Goal:
Skip the images. Copy the records exactly as written.

━━ Data provided

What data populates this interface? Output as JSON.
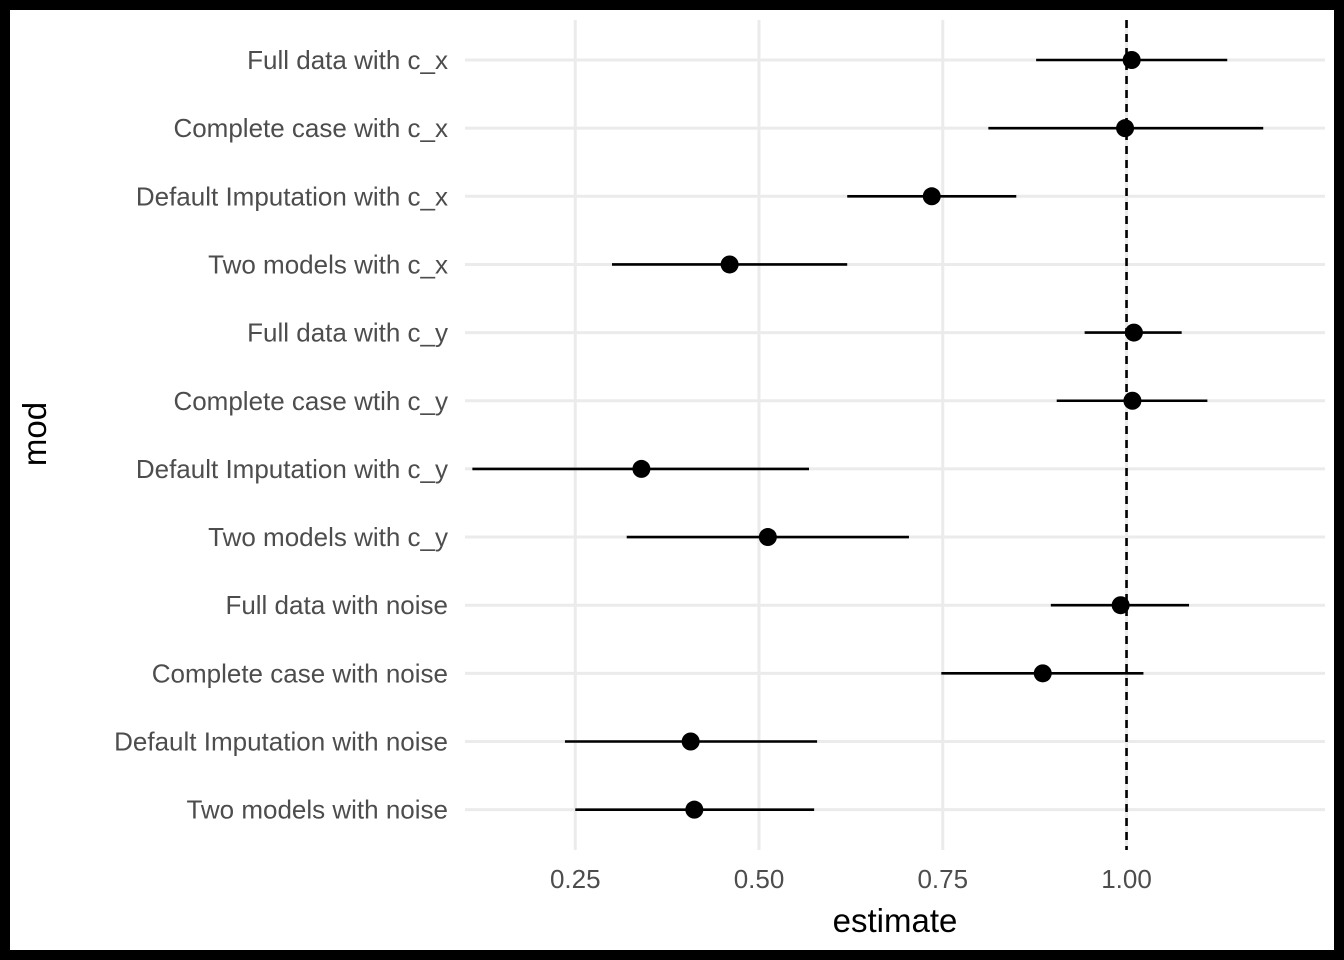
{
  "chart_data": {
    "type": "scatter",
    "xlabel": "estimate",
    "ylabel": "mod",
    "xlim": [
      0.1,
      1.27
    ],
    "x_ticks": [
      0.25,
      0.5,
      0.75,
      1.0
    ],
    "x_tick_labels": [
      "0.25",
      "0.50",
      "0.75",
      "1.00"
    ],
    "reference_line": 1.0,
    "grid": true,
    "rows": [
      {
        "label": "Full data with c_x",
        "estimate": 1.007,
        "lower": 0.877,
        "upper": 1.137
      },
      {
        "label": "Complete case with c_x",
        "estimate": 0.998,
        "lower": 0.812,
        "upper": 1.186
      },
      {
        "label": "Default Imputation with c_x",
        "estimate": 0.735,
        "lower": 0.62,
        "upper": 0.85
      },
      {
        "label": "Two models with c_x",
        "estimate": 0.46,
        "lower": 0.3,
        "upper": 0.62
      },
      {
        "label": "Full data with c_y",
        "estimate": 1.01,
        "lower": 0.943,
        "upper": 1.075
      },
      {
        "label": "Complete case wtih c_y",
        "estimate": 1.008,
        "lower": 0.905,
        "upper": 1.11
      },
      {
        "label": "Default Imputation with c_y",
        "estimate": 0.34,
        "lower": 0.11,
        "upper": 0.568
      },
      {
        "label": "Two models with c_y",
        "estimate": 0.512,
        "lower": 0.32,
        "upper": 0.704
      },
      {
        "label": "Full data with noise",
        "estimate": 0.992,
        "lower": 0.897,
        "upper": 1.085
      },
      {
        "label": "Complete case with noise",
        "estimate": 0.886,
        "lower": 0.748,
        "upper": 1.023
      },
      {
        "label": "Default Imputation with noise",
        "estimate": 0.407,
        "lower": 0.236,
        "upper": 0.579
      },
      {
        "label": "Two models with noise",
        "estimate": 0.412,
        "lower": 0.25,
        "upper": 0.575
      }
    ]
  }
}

━━━━

The completed task:
What data populates this interface? Output as JSON.
{
  "chart_data": {
    "type": "scatter",
    "xlabel": "estimate",
    "ylabel": "mod",
    "xlim": [
      0.1,
      1.27
    ],
    "x_ticks": [
      0.25,
      0.5,
      0.75,
      1.0
    ],
    "x_tick_labels": [
      "0.25",
      "0.50",
      "0.75",
      "1.00"
    ],
    "reference_line": 1.0,
    "grid": true,
    "rows": [
      {
        "label": "Full data with c_x",
        "estimate": 1.007,
        "lower": 0.877,
        "upper": 1.137
      },
      {
        "label": "Complete case with c_x",
        "estimate": 0.998,
        "lower": 0.812,
        "upper": 1.186
      },
      {
        "label": "Default Imputation with c_x",
        "estimate": 0.735,
        "lower": 0.62,
        "upper": 0.85
      },
      {
        "label": "Two models with c_x",
        "estimate": 0.46,
        "lower": 0.3,
        "upper": 0.62
      },
      {
        "label": "Full data with c_y",
        "estimate": 1.01,
        "lower": 0.943,
        "upper": 1.075
      },
      {
        "label": "Complete case wtih c_y",
        "estimate": 1.008,
        "lower": 0.905,
        "upper": 1.11
      },
      {
        "label": "Default Imputation with c_y",
        "estimate": 0.34,
        "lower": 0.11,
        "upper": 0.568
      },
      {
        "label": "Two models with c_y",
        "estimate": 0.512,
        "lower": 0.32,
        "upper": 0.704
      },
      {
        "label": "Full data with noise",
        "estimate": 0.992,
        "lower": 0.897,
        "upper": 1.085
      },
      {
        "label": "Complete case with noise",
        "estimate": 0.886,
        "lower": 0.748,
        "upper": 1.023
      },
      {
        "label": "Default Imputation with noise",
        "estimate": 0.407,
        "lower": 0.236,
        "upper": 0.579
      },
      {
        "label": "Two models with noise",
        "estimate": 0.412,
        "lower": 0.25,
        "upper": 0.575
      }
    ]
  }
}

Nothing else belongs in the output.